_WHAT IS ASKED_
Nothing should be left out: output all of the entries exactly.

_RAW RECORDS_
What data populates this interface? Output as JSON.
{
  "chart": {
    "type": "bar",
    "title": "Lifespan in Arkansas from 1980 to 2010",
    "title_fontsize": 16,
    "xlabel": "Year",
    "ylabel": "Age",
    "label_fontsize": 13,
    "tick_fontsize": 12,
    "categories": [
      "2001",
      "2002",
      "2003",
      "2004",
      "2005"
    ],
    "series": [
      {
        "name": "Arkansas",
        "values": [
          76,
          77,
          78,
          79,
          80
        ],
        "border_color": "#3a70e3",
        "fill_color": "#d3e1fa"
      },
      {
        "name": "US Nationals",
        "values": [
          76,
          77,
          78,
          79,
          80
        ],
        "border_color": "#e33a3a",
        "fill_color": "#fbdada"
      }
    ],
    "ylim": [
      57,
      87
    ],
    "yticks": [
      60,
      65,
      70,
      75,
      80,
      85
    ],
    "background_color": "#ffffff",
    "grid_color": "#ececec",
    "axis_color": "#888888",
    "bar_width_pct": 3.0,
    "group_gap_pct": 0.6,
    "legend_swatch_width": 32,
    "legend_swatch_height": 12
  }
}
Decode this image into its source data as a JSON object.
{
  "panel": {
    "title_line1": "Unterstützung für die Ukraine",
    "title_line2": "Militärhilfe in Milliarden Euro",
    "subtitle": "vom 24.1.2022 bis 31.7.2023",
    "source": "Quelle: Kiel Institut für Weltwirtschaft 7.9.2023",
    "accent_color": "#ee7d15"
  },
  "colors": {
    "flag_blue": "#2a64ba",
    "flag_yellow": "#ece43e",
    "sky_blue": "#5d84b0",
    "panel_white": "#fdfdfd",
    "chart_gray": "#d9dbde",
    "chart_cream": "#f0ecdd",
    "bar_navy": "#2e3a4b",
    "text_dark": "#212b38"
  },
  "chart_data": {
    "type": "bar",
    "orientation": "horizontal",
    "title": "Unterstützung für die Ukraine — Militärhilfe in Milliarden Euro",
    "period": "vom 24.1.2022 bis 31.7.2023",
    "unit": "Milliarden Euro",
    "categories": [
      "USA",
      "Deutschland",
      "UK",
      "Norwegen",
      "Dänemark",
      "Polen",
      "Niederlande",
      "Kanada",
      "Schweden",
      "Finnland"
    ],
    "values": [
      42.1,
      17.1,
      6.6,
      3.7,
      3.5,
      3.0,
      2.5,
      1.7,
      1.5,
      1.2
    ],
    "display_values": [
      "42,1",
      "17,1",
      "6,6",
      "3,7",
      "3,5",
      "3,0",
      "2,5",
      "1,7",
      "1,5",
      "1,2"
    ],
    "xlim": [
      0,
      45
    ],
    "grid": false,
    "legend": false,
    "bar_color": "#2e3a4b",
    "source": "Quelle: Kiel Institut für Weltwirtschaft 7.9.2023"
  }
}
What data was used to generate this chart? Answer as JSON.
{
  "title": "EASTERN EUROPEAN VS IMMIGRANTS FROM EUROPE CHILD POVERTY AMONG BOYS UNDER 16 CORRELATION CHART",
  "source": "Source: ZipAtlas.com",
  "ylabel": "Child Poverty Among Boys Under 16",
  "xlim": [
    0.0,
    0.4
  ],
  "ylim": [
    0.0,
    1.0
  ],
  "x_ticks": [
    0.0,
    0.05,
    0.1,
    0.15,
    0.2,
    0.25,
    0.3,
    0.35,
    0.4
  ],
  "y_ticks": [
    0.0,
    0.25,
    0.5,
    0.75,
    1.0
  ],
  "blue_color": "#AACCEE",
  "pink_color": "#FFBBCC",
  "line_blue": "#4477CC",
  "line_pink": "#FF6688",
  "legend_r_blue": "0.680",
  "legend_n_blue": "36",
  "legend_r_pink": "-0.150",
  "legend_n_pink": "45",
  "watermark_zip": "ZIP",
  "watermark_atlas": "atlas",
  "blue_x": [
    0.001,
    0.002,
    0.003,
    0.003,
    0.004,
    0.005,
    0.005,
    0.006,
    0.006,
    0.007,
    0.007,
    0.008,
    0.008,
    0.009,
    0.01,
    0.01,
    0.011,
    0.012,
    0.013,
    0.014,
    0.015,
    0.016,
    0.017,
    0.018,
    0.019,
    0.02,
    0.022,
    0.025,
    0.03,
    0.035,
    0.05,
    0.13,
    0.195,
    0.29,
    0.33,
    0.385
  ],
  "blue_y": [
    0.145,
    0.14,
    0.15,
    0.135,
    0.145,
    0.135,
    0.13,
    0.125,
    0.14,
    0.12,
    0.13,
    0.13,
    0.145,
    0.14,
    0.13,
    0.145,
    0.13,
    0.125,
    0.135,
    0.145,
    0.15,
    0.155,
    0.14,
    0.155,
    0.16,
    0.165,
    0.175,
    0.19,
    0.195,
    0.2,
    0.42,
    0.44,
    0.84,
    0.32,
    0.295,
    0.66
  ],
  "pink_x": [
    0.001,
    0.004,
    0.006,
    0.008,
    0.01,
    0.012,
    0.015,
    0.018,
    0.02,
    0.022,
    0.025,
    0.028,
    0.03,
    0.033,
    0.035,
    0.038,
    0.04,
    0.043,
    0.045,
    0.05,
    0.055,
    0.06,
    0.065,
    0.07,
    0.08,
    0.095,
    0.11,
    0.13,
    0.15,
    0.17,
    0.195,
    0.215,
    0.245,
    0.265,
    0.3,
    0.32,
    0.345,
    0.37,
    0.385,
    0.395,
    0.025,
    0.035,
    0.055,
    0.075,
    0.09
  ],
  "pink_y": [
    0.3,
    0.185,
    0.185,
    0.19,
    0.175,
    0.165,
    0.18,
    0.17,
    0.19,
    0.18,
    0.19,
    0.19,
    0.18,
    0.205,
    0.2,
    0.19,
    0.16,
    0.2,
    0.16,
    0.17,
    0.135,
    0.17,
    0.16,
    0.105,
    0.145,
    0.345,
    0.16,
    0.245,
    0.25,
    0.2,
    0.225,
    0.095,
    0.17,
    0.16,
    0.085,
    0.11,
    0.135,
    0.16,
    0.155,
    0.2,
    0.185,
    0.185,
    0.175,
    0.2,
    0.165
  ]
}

_FINAL ANSWER_
What data populates this interface? Output as JSON.
{
  "chart": {
    "type": "bar",
    "title": "Lifespan in Arkansas from 1980 to 2010",
    "title_fontsize": 16,
    "xlabel": "Year",
    "ylabel": "Age",
    "label_fontsize": 13,
    "tick_fontsize": 12,
    "categories": [
      "2001",
      "2002",
      "2003",
      "2004",
      "2005"
    ],
    "series": [
      {
        "name": "Arkansas",
        "values": [
          76,
          77,
          78,
          79,
          80
        ],
        "border_color": "#3a70e3",
        "fill_color": "#d3e1fa"
      },
      {
        "name": "US Nationals",
        "values": [
          76,
          77,
          78,
          79,
          80
        ],
        "border_color": "#e33a3a",
        "fill_color": "#fbdada"
      }
    ],
    "ylim": [
      57,
      87
    ],
    "yticks": [
      60,
      65,
      70,
      75,
      80,
      85
    ],
    "background_color": "#ffffff",
    "grid_color": "#ececec",
    "axis_color": "#888888",
    "bar_width_pct": 3.0,
    "group_gap_pct": 0.6,
    "legend_swatch_width": 32,
    "legend_swatch_height": 12
  }
}
Decode this image into its source data as a JSON object.
{
  "panel": {
    "title_line1": "Unterstützung für die Ukraine",
    "title_line2": "Militärhilfe in Milliarden Euro",
    "subtitle": "vom 24.1.2022 bis 31.7.2023",
    "source": "Quelle: Kiel Institut für Weltwirtschaft 7.9.2023",
    "accent_color": "#ee7d15"
  },
  "colors": {
    "flag_blue": "#2a64ba",
    "flag_yellow": "#ece43e",
    "sky_blue": "#5d84b0",
    "panel_white": "#fdfdfd",
    "chart_gray": "#d9dbde",
    "chart_cream": "#f0ecdd",
    "bar_navy": "#2e3a4b",
    "text_dark": "#212b38"
  },
  "chart_data": {
    "type": "bar",
    "orientation": "horizontal",
    "title": "Unterstützung für die Ukraine — Militärhilfe in Milliarden Euro",
    "period": "vom 24.1.2022 bis 31.7.2023",
    "unit": "Milliarden Euro",
    "categories": [
      "USA",
      "Deutschland",
      "UK",
      "Norwegen",
      "Dänemark",
      "Polen",
      "Niederlande",
      "Kanada",
      "Schweden",
      "Finnland"
    ],
    "values": [
      42.1,
      17.1,
      6.6,
      3.7,
      3.5,
      3.0,
      2.5,
      1.7,
      1.5,
      1.2
    ],
    "display_values": [
      "42,1",
      "17,1",
      "6,6",
      "3,7",
      "3,5",
      "3,0",
      "2,5",
      "1,7",
      "1,5",
      "1,2"
    ],
    "xlim": [
      0,
      45
    ],
    "grid": false,
    "legend": false,
    "bar_color": "#2e3a4b",
    "source": "Quelle: Kiel Institut für Weltwirtschaft 7.9.2023"
  }
}
What data was used to generate this chart? Answer as JSON.
{
  "title": "EASTERN EUROPEAN VS IMMIGRANTS FROM EUROPE CHILD POVERTY AMONG BOYS UNDER 16 CORRELATION CHART",
  "source": "Source: ZipAtlas.com",
  "ylabel": "Child Poverty Among Boys Under 16",
  "xlim": [
    0.0,
    0.4
  ],
  "ylim": [
    0.0,
    1.0
  ],
  "x_ticks": [
    0.0,
    0.05,
    0.1,
    0.15,
    0.2,
    0.25,
    0.3,
    0.35,
    0.4
  ],
  "y_ticks": [
    0.0,
    0.25,
    0.5,
    0.75,
    1.0
  ],
  "blue_color": "#AACCEE",
  "pink_color": "#FFBBCC",
  "line_blue": "#4477CC",
  "line_pink": "#FF6688",
  "legend_r_blue": "0.680",
  "legend_n_blue": "36",
  "legend_r_pink": "-0.150",
  "legend_n_pink": "45",
  "watermark_zip": "ZIP",
  "watermark_atlas": "atlas",
  "blue_x": [
    0.001,
    0.002,
    0.003,
    0.003,
    0.004,
    0.005,
    0.005,
    0.006,
    0.006,
    0.007,
    0.007,
    0.008,
    0.008,
    0.009,
    0.01,
    0.01,
    0.011,
    0.012,
    0.013,
    0.014,
    0.015,
    0.016,
    0.017,
    0.018,
    0.019,
    0.02,
    0.022,
    0.025,
    0.03,
    0.035,
    0.05,
    0.13,
    0.195,
    0.29,
    0.33,
    0.385
  ],
  "blue_y": [
    0.145,
    0.14,
    0.15,
    0.135,
    0.145,
    0.135,
    0.13,
    0.125,
    0.14,
    0.12,
    0.13,
    0.13,
    0.145,
    0.14,
    0.13,
    0.145,
    0.13,
    0.125,
    0.135,
    0.145,
    0.15,
    0.155,
    0.14,
    0.155,
    0.16,
    0.165,
    0.175,
    0.19,
    0.195,
    0.2,
    0.42,
    0.44,
    0.84,
    0.32,
    0.295,
    0.66
  ],
  "pink_x": [
    0.001,
    0.004,
    0.006,
    0.008,
    0.01,
    0.012,
    0.015,
    0.018,
    0.02,
    0.022,
    0.025,
    0.028,
    0.03,
    0.033,
    0.035,
    0.038,
    0.04,
    0.043,
    0.045,
    0.05,
    0.055,
    0.06,
    0.065,
    0.07,
    0.08,
    0.095,
    0.11,
    0.13,
    0.15,
    0.17,
    0.195,
    0.215,
    0.245,
    0.265,
    0.3,
    0.32,
    0.345,
    0.37,
    0.385,
    0.395,
    0.025,
    0.035,
    0.055,
    0.075,
    0.09
  ],
  "pink_y": [
    0.3,
    0.185,
    0.185,
    0.19,
    0.175,
    0.165,
    0.18,
    0.17,
    0.19,
    0.18,
    0.19,
    0.19,
    0.18,
    0.205,
    0.2,
    0.19,
    0.16,
    0.2,
    0.16,
    0.17,
    0.135,
    0.17,
    0.16,
    0.105,
    0.145,
    0.345,
    0.16,
    0.245,
    0.25,
    0.2,
    0.225,
    0.095,
    0.17,
    0.16,
    0.085,
    0.11,
    0.135,
    0.16,
    0.155,
    0.2,
    0.185,
    0.185,
    0.175,
    0.2,
    0.165
  ]
}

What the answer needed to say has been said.